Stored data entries

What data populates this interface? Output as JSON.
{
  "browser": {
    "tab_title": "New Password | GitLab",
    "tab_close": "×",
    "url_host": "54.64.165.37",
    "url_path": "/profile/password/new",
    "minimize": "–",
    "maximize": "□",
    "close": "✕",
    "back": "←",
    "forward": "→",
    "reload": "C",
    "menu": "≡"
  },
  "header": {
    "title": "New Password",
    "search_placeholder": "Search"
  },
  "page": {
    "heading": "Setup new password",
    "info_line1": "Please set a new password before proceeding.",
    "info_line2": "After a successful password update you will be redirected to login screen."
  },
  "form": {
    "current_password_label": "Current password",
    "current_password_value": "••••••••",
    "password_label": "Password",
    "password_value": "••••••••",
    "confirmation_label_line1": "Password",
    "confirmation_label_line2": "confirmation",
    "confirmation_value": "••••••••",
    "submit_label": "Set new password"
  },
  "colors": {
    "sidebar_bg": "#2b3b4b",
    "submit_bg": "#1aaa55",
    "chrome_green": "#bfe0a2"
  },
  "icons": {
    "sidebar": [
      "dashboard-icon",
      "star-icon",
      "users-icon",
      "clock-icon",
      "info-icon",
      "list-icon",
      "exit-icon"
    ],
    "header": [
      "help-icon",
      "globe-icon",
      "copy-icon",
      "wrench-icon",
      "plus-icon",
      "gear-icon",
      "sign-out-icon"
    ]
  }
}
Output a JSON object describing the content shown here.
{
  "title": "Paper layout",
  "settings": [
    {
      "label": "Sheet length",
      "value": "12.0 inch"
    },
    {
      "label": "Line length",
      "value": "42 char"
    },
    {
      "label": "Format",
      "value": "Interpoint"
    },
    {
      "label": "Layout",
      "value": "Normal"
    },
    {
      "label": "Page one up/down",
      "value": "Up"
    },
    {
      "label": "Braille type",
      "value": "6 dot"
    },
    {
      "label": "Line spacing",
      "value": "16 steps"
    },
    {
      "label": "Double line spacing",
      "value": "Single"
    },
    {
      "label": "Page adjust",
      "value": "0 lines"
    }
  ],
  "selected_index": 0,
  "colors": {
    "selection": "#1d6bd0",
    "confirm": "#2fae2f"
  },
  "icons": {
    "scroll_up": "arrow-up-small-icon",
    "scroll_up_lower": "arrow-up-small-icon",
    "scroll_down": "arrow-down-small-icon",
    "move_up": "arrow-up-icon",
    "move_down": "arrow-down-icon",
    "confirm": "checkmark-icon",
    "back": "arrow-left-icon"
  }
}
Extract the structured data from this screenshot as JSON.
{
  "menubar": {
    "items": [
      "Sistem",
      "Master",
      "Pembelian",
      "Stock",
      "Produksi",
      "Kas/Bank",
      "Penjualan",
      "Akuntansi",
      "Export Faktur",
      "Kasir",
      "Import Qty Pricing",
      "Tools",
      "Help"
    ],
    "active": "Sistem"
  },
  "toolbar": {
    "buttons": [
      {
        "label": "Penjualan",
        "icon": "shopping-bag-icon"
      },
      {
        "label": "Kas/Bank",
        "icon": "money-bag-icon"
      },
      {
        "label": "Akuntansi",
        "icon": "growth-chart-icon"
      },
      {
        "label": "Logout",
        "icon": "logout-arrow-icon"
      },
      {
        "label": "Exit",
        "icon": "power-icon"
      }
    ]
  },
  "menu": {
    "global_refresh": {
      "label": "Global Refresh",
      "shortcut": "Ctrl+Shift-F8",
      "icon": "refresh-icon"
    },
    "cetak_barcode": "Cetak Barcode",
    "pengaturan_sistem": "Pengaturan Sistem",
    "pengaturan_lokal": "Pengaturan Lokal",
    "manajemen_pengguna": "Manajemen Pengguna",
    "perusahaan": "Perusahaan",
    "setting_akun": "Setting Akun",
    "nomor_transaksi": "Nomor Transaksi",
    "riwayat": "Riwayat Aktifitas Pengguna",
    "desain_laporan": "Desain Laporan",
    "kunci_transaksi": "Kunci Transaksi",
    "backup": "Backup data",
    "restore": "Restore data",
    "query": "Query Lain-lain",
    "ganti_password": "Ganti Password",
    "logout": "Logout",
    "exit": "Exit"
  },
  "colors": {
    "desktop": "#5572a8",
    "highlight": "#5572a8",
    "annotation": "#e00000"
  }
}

**Job:**
Quote the data above in full, changing nothing.

**Result of this exercise:**
What data populates this interface? Output as JSON.
{
  "browser": {
    "tab_title": "New Password | GitLab",
    "tab_close": "×",
    "url_host": "54.64.165.37",
    "url_path": "/profile/password/new",
    "minimize": "–",
    "maximize": "□",
    "close": "✕",
    "back": "←",
    "forward": "→",
    "reload": "C",
    "menu": "≡"
  },
  "header": {
    "title": "New Password",
    "search_placeholder": "Search"
  },
  "page": {
    "heading": "Setup new password",
    "info_line1": "Please set a new password before proceeding.",
    "info_line2": "After a successful password update you will be redirected to login screen."
  },
  "form": {
    "current_password_label": "Current password",
    "current_password_value": "••••••••",
    "password_label": "Password",
    "password_value": "••••••••",
    "confirmation_label_line1": "Password",
    "confirmation_label_line2": "confirmation",
    "confirmation_value": "••••••••",
    "submit_label": "Set new password"
  },
  "colors": {
    "sidebar_bg": "#2b3b4b",
    "submit_bg": "#1aaa55",
    "chrome_green": "#bfe0a2"
  },
  "icons": {
    "sidebar": [
      "dashboard-icon",
      "star-icon",
      "users-icon",
      "clock-icon",
      "info-icon",
      "list-icon",
      "exit-icon"
    ],
    "header": [
      "help-icon",
      "globe-icon",
      "copy-icon",
      "wrench-icon",
      "plus-icon",
      "gear-icon",
      "sign-out-icon"
    ]
  }
}
Output a JSON object describing the content shown here.
{
  "title": "Paper layout",
  "settings": [
    {
      "label": "Sheet length",
      "value": "12.0 inch"
    },
    {
      "label": "Line length",
      "value": "42 char"
    },
    {
      "label": "Format",
      "value": "Interpoint"
    },
    {
      "label": "Layout",
      "value": "Normal"
    },
    {
      "label": "Page one up/down",
      "value": "Up"
    },
    {
      "label": "Braille type",
      "value": "6 dot"
    },
    {
      "label": "Line spacing",
      "value": "16 steps"
    },
    {
      "label": "Double line spacing",
      "value": "Single"
    },
    {
      "label": "Page adjust",
      "value": "0 lines"
    }
  ],
  "selected_index": 0,
  "colors": {
    "selection": "#1d6bd0",
    "confirm": "#2fae2f"
  },
  "icons": {
    "scroll_up": "arrow-up-small-icon",
    "scroll_up_lower": "arrow-up-small-icon",
    "scroll_down": "arrow-down-small-icon",
    "move_up": "arrow-up-icon",
    "move_down": "arrow-down-icon",
    "confirm": "checkmark-icon",
    "back": "arrow-left-icon"
  }
}
Extract the structured data from this screenshot as JSON.
{
  "menubar": {
    "items": [
      "Sistem",
      "Master",
      "Pembelian",
      "Stock",
      "Produksi",
      "Kas/Bank",
      "Penjualan",
      "Akuntansi",
      "Export Faktur",
      "Kasir",
      "Import Qty Pricing",
      "Tools",
      "Help"
    ],
    "active": "Sistem"
  },
  "toolbar": {
    "buttons": [
      {
        "label": "Penjualan",
        "icon": "shopping-bag-icon"
      },
      {
        "label": "Kas/Bank",
        "icon": "money-bag-icon"
      },
      {
        "label": "Akuntansi",
        "icon": "growth-chart-icon"
      },
      {
        "label": "Logout",
        "icon": "logout-arrow-icon"
      },
      {
        "label": "Exit",
        "icon": "power-icon"
      }
    ]
  },
  "menu": {
    "global_refresh": {
      "label": "Global Refresh",
      "shortcut": "Ctrl+Shift-F8",
      "icon": "refresh-icon"
    },
    "cetak_barcode": "Cetak Barcode",
    "pengaturan_sistem": "Pengaturan Sistem",
    "pengaturan_lokal": "Pengaturan Lokal",
    "manajemen_pengguna": "Manajemen Pengguna",
    "perusahaan": "Perusahaan",
    "setting_akun": "Setting Akun",
    "nomor_transaksi": "Nomor Transaksi",
    "riwayat": "Riwayat Aktifitas Pengguna",
    "desain_laporan": "Desain Laporan",
    "kunci_transaksi": "Kunci Transaksi",
    "backup": "Backup data",
    "restore": "Restore data",
    "query": "Query Lain-lain",
    "ganti_password": "Ganti Password",
    "logout": "Logout",
    "exit": "Exit"
  },
  "colors": {
    "desktop": "#5572a8",
    "highlight": "#5572a8",
    "annotation": "#e00000"
  }
}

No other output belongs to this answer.